[Aim of the exercise]:
Reply with one number only: the count of lines below that contain the word "welche".

[Data provided]:
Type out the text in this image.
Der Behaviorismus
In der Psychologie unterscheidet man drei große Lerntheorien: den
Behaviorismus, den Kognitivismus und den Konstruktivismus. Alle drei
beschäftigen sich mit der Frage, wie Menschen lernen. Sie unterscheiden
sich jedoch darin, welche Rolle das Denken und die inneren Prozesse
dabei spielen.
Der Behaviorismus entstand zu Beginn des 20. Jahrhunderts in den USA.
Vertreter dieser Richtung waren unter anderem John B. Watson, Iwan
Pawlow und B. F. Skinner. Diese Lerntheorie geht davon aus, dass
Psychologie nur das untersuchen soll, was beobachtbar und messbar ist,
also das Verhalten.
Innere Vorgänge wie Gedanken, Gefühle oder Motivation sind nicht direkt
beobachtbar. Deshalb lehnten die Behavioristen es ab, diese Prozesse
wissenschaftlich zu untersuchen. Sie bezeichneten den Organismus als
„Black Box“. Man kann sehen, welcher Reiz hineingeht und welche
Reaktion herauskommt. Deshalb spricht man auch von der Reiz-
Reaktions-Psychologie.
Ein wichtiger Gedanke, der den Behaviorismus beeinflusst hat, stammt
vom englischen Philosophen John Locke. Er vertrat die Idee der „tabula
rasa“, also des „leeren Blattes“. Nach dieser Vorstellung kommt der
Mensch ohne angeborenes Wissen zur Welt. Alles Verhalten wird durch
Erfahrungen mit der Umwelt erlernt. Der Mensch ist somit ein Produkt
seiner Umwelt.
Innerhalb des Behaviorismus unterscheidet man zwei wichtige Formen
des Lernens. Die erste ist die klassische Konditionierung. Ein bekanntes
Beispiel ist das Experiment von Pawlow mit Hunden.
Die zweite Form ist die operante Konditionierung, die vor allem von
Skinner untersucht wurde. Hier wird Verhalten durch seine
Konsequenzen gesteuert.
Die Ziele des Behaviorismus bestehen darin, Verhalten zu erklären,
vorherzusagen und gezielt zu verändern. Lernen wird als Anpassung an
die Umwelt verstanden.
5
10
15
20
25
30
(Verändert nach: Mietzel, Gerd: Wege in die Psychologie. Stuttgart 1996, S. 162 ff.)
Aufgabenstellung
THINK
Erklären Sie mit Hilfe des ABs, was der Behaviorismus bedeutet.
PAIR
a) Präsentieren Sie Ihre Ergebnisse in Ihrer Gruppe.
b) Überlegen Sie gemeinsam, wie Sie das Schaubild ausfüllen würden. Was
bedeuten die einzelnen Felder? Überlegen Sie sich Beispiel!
...
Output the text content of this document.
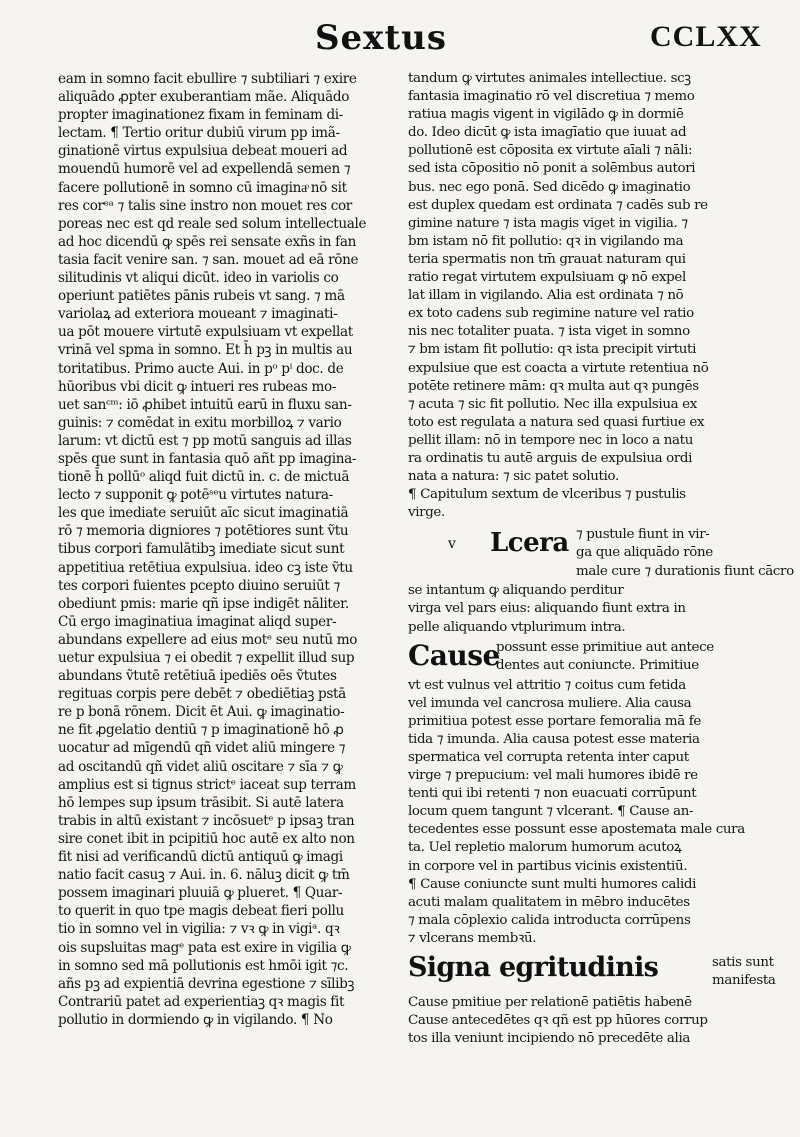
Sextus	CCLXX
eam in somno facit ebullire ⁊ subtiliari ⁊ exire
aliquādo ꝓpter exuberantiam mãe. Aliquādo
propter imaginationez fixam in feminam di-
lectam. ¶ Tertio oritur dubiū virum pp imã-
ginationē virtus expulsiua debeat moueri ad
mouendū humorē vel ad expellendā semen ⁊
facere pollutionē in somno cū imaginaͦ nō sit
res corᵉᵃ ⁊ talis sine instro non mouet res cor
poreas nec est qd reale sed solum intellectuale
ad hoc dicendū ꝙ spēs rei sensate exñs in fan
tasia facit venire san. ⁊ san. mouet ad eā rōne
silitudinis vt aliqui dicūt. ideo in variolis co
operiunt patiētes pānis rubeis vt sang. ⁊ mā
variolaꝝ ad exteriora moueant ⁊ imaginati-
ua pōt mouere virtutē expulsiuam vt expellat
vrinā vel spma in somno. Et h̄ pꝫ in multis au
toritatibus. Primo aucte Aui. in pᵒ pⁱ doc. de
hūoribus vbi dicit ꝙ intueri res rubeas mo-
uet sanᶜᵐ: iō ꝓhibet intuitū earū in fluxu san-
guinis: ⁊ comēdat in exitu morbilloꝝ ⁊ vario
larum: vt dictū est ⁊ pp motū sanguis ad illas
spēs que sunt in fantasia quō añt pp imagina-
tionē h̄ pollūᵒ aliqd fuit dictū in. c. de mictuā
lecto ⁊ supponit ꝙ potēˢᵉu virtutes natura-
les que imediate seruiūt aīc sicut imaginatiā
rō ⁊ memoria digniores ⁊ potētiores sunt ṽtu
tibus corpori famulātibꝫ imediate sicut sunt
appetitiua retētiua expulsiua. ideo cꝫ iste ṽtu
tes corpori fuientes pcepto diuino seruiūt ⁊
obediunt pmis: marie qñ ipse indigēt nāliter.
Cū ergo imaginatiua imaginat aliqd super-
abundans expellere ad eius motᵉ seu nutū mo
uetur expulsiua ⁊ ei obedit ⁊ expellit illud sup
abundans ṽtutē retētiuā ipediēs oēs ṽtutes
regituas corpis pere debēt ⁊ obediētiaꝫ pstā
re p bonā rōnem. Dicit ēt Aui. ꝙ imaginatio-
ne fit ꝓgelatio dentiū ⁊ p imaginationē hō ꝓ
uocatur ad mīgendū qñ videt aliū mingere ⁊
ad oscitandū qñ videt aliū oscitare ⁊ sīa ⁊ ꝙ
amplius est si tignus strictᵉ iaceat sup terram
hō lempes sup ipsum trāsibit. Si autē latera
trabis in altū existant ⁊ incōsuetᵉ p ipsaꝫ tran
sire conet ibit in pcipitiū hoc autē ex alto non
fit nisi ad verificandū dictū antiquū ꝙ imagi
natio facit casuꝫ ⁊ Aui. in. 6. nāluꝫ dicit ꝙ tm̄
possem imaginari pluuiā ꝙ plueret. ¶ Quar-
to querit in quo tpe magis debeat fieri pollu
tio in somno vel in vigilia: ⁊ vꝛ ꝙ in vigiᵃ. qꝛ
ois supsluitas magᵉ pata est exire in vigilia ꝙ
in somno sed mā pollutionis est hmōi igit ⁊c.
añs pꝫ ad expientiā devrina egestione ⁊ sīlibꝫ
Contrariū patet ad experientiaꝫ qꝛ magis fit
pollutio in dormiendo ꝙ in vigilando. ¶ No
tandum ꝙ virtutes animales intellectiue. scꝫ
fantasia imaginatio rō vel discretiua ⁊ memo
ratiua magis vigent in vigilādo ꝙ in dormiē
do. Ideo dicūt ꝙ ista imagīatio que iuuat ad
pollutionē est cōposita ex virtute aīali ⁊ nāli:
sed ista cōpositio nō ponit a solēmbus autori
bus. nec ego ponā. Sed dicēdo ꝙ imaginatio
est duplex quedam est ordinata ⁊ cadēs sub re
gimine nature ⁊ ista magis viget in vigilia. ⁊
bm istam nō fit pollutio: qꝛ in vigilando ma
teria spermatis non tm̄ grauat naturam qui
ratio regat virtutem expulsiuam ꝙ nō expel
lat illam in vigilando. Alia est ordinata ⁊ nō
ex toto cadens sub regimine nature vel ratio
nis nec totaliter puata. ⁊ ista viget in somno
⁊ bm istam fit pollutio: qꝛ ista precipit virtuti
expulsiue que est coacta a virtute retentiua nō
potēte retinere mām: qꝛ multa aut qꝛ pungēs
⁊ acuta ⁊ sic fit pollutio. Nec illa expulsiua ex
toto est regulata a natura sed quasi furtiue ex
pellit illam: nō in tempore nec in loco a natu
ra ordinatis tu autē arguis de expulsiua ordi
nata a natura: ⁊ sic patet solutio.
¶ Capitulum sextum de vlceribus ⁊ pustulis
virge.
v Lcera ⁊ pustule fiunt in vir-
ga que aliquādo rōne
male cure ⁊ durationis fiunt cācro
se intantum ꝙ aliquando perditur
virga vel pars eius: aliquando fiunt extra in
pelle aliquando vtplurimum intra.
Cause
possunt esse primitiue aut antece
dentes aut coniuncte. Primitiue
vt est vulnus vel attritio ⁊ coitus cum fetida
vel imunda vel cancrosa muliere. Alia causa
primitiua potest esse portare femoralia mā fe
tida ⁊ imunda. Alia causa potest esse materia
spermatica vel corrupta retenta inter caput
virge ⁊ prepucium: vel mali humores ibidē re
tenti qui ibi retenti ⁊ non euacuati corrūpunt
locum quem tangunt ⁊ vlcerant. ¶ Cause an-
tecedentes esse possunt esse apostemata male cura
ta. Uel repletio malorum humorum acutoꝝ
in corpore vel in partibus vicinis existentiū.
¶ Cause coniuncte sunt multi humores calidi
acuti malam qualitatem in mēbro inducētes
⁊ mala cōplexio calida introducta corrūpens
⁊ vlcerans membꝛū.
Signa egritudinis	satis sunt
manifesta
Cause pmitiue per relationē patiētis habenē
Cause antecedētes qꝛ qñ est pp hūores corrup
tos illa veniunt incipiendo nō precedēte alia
--
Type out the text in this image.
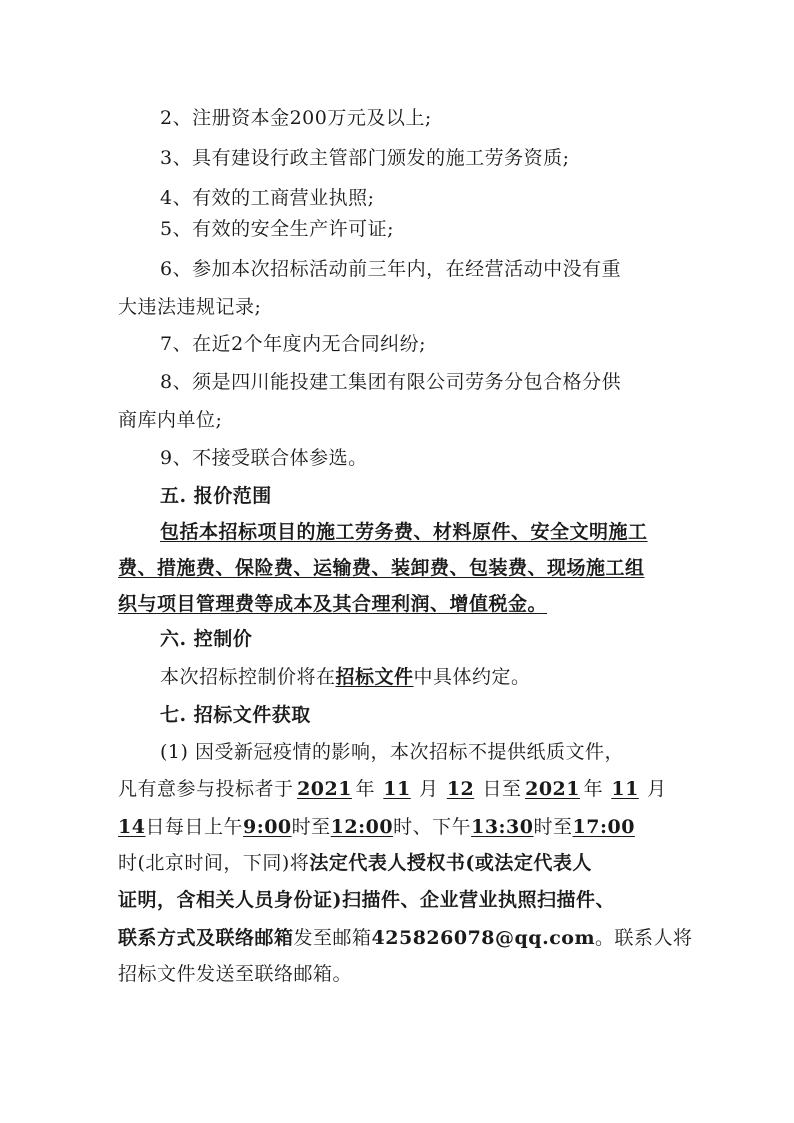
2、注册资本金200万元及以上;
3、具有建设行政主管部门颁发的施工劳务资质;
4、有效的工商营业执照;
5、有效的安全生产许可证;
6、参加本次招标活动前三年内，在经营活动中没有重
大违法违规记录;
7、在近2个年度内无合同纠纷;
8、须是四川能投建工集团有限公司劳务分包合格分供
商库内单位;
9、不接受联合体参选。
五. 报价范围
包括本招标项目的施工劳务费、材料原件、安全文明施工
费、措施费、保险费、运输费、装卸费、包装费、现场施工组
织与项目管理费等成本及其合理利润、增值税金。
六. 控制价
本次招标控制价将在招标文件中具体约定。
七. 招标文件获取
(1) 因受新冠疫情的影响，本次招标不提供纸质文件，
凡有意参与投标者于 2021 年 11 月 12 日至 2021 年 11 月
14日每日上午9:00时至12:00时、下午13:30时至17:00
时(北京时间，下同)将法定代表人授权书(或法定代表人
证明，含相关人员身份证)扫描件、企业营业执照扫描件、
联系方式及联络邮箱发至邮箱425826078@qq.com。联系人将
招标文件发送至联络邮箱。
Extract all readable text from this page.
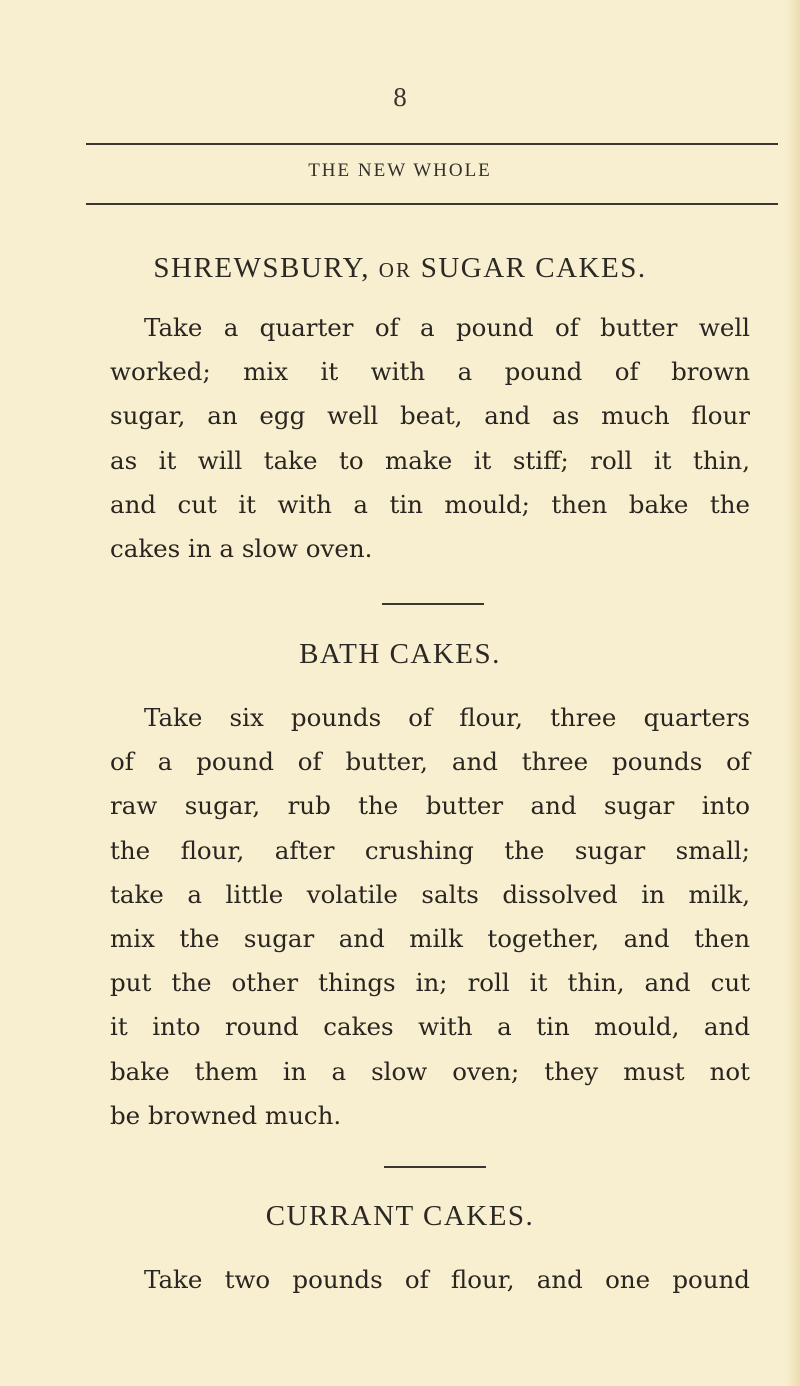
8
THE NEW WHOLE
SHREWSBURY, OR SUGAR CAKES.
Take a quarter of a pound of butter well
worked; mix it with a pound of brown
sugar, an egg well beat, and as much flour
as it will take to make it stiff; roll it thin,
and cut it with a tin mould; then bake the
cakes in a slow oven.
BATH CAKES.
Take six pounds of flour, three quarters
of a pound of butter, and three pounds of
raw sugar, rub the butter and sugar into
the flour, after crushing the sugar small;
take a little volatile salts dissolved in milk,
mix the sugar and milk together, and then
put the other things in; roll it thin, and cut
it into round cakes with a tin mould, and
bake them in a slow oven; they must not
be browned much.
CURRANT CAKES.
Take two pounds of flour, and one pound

[Solution to this problem]:
2